Problem to work on
Select each line where the word "الوقت" appears.

Listed records

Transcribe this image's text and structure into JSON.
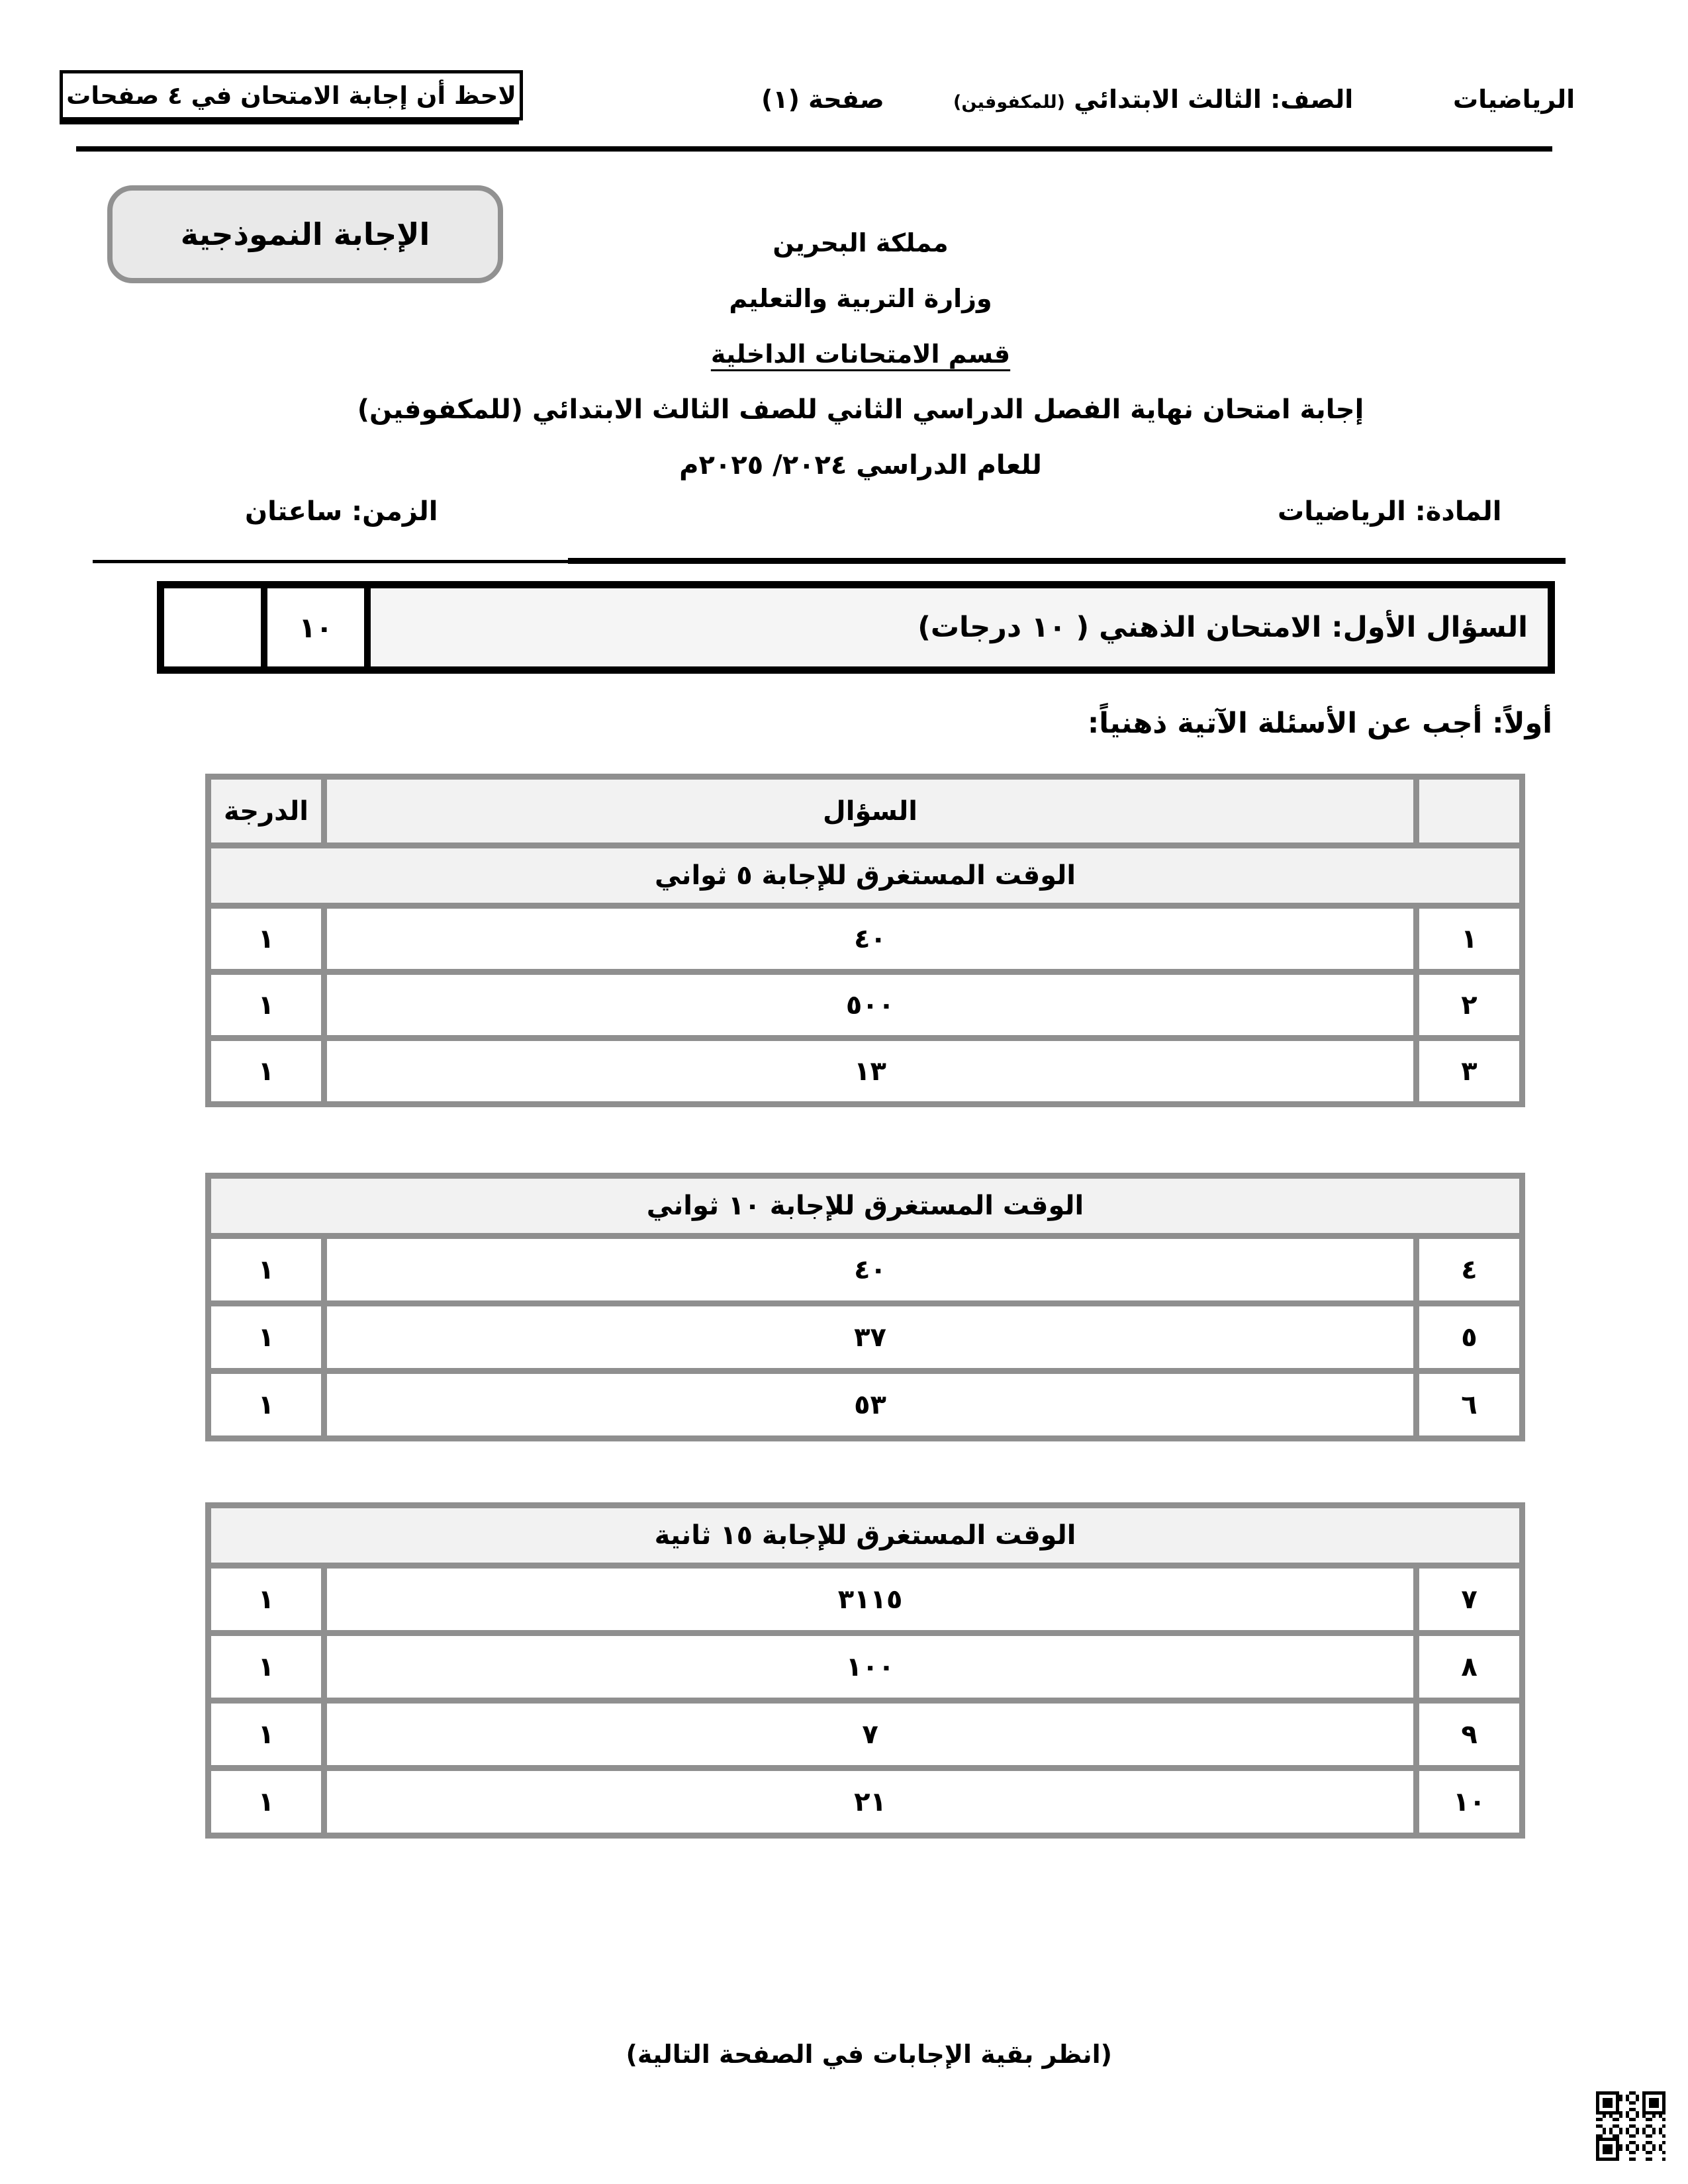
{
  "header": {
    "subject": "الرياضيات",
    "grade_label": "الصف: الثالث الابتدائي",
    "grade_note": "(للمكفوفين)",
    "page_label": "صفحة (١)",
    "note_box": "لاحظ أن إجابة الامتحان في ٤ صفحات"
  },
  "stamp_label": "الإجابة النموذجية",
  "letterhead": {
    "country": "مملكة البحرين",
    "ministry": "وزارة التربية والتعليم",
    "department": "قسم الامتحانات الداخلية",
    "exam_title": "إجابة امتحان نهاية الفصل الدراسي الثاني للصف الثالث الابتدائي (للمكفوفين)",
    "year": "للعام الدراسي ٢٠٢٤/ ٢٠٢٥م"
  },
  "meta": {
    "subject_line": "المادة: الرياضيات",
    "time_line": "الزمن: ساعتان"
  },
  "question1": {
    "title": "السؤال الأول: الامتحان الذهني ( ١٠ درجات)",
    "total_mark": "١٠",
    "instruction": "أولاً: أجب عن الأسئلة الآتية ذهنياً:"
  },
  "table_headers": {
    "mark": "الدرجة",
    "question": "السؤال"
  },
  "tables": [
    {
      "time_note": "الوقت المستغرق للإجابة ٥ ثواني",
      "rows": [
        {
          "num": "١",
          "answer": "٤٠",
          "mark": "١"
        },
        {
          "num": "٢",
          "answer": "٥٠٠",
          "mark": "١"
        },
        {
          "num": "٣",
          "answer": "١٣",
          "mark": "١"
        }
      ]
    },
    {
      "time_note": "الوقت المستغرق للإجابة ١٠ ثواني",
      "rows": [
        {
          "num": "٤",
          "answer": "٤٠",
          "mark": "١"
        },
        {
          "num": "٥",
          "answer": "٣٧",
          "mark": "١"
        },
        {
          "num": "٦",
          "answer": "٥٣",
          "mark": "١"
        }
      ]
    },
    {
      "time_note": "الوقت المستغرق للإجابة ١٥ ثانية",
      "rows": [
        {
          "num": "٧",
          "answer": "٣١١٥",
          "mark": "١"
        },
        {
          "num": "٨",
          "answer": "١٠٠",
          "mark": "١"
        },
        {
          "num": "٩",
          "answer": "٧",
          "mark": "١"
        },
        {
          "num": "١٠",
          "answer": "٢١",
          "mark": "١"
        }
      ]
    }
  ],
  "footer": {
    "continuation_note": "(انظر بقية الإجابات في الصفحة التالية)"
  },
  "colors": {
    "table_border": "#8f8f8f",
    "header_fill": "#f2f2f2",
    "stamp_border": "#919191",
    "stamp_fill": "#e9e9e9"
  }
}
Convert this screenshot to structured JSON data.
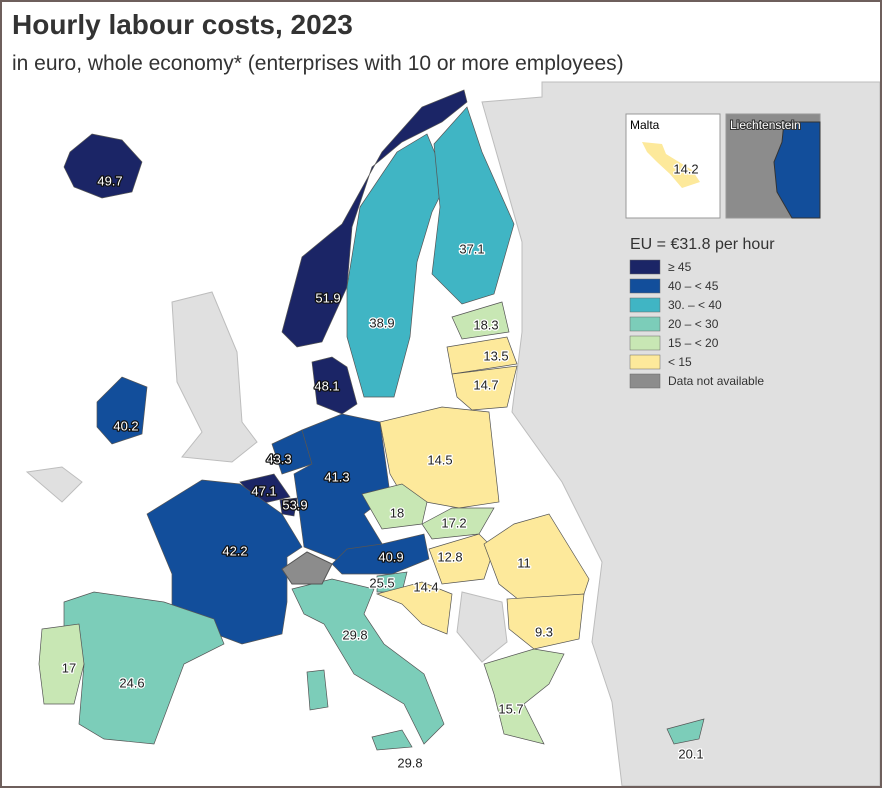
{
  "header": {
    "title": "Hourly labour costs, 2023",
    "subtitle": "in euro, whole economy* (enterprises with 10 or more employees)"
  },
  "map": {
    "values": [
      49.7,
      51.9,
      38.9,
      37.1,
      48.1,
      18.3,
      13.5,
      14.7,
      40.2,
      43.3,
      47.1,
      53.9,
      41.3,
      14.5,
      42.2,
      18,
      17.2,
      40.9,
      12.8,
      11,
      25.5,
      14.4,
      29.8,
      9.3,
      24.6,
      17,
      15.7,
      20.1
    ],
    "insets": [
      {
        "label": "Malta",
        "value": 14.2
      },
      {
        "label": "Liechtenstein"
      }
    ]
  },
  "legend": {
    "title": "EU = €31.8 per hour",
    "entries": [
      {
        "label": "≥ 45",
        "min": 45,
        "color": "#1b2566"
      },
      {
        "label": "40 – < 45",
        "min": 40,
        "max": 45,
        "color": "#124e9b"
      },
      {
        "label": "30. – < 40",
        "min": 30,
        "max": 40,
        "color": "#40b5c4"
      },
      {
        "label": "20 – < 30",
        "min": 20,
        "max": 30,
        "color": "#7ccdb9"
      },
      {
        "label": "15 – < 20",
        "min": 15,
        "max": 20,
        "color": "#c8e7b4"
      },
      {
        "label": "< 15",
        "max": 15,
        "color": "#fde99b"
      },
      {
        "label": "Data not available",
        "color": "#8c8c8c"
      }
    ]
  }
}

Reply
      "time_note": "الوقت المستغرق للإجابة ٥ ثواني",
      "time_note": "الوقت المستغرق للإجابة ١٠ ثواني",
      "time_note": "الوقت المستغرق للإجابة ١٥ ثانية",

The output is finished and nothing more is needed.